**STATED PROBLEM:**
For every line in the records that has the word "subtitle", make a copy.

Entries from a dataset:

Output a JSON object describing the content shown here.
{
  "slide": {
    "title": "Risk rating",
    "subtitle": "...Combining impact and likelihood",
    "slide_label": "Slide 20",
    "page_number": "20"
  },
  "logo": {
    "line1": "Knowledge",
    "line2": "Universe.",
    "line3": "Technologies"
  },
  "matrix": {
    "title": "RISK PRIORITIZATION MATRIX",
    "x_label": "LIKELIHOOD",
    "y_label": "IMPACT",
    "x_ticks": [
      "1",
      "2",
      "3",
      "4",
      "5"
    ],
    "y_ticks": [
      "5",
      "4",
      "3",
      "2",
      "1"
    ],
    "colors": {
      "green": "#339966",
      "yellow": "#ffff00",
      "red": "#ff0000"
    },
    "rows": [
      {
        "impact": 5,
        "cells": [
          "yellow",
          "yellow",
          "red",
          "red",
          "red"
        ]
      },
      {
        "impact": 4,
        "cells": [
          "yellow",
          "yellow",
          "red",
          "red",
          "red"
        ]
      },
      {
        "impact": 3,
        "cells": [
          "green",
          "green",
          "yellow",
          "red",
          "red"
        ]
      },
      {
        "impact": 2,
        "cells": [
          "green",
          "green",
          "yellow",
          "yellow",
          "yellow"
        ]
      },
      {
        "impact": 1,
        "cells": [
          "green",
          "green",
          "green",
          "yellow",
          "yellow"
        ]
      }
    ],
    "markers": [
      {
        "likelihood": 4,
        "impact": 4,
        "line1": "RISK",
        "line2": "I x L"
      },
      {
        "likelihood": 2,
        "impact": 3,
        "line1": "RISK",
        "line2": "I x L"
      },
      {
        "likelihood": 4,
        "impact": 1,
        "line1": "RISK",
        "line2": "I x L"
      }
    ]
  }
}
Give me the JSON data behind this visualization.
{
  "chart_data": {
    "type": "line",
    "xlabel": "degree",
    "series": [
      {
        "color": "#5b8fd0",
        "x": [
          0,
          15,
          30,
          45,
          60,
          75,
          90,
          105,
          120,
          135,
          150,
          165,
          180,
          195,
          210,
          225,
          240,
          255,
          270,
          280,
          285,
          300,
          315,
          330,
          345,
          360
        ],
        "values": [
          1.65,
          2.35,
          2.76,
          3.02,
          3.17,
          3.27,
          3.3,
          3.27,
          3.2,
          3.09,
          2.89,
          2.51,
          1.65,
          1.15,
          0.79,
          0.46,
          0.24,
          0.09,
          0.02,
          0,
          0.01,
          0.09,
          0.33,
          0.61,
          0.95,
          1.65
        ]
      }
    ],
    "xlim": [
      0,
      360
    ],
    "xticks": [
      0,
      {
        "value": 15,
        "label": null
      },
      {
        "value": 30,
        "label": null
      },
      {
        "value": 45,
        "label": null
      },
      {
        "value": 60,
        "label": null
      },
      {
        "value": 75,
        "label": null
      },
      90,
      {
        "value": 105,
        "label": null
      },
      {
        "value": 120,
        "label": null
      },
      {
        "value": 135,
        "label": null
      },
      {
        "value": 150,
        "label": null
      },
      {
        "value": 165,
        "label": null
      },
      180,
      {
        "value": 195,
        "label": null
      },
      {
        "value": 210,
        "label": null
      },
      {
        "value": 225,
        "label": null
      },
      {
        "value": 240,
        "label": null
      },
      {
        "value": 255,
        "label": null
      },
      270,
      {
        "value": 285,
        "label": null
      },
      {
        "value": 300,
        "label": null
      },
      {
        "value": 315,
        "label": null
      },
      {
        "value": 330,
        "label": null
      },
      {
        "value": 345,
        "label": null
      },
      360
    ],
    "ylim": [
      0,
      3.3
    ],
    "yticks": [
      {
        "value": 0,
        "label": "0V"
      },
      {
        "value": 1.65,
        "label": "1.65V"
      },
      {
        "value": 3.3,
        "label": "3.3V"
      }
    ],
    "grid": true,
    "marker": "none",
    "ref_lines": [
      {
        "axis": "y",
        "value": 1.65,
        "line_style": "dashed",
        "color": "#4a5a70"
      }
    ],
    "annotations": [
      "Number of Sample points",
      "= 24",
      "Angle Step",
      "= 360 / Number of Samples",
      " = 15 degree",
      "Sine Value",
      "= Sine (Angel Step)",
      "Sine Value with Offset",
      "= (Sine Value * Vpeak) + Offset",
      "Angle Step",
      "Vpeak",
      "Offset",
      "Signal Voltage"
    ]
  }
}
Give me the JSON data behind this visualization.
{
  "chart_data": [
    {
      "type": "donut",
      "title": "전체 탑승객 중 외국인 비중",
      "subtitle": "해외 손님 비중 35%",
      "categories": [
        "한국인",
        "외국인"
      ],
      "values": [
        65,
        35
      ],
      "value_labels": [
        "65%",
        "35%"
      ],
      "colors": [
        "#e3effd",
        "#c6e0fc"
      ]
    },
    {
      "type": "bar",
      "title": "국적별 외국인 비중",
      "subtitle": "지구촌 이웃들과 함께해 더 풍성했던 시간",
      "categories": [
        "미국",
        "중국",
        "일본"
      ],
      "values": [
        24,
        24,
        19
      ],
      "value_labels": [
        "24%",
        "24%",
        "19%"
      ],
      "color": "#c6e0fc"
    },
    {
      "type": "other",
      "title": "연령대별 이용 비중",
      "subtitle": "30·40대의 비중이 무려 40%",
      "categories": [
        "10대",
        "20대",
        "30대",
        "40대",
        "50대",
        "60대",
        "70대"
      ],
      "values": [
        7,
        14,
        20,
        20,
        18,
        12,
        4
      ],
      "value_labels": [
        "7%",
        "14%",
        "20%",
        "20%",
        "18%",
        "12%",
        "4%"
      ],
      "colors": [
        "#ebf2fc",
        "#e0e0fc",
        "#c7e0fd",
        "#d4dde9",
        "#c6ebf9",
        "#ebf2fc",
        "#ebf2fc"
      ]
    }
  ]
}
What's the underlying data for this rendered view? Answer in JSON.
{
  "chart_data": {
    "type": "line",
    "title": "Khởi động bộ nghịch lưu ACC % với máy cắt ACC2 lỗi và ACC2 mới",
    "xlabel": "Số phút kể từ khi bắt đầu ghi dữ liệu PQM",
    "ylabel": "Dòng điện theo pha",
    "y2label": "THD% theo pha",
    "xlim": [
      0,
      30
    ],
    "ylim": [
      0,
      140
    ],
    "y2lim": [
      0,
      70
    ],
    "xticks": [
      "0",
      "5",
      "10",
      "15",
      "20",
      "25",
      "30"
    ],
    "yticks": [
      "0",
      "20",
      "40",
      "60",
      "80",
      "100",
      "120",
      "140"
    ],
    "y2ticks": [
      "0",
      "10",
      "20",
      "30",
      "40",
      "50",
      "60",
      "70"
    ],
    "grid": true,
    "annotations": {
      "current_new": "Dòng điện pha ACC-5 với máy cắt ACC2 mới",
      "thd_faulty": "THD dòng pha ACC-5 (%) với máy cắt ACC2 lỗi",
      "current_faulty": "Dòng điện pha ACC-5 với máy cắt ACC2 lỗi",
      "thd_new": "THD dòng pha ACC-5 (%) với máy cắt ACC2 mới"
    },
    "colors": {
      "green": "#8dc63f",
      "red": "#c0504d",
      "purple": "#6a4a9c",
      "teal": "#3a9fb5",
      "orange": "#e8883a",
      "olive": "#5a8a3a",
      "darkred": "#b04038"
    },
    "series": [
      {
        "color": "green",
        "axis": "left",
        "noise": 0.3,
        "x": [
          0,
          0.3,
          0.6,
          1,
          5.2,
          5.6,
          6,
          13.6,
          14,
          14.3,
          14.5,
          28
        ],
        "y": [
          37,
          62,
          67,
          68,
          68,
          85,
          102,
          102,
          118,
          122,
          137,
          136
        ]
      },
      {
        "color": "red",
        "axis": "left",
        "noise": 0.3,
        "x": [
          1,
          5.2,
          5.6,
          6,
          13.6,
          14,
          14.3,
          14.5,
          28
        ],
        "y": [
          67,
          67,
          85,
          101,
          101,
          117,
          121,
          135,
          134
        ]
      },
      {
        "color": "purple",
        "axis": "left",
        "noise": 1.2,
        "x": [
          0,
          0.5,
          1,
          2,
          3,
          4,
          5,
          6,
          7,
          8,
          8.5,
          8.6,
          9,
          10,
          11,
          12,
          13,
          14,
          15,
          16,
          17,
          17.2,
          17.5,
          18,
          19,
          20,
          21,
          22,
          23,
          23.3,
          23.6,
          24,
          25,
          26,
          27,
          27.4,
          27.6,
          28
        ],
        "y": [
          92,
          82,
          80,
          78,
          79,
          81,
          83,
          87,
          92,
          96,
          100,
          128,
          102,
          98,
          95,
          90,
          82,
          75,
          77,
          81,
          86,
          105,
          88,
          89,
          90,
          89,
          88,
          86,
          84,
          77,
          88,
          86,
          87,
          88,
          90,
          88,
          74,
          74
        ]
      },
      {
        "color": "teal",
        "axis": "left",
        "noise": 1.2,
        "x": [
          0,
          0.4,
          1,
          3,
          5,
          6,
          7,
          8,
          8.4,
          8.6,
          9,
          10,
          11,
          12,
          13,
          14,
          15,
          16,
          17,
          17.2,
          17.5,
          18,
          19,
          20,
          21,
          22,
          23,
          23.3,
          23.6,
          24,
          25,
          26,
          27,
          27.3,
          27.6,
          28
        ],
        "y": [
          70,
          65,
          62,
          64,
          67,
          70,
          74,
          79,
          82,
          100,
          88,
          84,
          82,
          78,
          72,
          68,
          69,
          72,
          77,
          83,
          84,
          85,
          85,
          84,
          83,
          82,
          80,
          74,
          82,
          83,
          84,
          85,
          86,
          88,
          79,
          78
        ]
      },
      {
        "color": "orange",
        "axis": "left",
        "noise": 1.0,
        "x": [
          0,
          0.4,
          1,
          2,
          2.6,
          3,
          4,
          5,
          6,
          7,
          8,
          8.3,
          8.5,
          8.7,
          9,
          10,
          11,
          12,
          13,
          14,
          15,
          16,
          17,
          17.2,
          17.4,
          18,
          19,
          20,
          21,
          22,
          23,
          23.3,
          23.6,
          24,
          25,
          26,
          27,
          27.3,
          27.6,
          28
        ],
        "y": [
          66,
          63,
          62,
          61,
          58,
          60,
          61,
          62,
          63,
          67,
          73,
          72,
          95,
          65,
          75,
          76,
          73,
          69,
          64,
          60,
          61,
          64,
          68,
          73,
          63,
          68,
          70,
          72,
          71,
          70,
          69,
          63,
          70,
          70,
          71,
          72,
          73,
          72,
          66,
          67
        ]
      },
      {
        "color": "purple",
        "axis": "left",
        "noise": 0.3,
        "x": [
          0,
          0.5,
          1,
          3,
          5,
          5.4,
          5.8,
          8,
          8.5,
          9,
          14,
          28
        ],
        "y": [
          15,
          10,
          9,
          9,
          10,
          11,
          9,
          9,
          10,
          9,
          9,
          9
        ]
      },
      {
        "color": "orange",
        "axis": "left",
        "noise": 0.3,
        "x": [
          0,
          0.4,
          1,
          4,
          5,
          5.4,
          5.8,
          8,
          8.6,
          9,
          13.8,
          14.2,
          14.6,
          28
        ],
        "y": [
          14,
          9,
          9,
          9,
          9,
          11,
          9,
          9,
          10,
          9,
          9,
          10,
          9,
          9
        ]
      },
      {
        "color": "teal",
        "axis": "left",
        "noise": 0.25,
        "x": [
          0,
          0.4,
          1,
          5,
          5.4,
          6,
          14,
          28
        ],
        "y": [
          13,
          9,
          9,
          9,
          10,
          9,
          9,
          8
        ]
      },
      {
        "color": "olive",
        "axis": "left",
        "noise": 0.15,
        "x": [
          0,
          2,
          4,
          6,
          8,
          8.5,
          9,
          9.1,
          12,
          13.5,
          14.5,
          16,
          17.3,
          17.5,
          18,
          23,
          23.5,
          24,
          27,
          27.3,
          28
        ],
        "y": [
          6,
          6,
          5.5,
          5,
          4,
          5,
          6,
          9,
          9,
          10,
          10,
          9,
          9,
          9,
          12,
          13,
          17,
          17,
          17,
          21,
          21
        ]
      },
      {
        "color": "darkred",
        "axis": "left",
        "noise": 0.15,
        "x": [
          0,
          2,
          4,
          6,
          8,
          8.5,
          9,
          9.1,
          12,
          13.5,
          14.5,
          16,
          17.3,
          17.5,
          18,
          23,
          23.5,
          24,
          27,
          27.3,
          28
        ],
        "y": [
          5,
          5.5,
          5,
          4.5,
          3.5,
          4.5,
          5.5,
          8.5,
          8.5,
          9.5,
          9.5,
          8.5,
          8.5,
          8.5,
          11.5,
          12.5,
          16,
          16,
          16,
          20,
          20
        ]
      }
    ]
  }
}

**SOLVED PROBLEM:**
    "subtitle": "...Combining impact and likelihood",
      "subtitle": "해외 손님 비중 35%",
      "subtitle": "지구촌 이웃들과 함께해 더 풍성했던 시간",
      "subtitle": "30·40대의 비중이 무려 40%",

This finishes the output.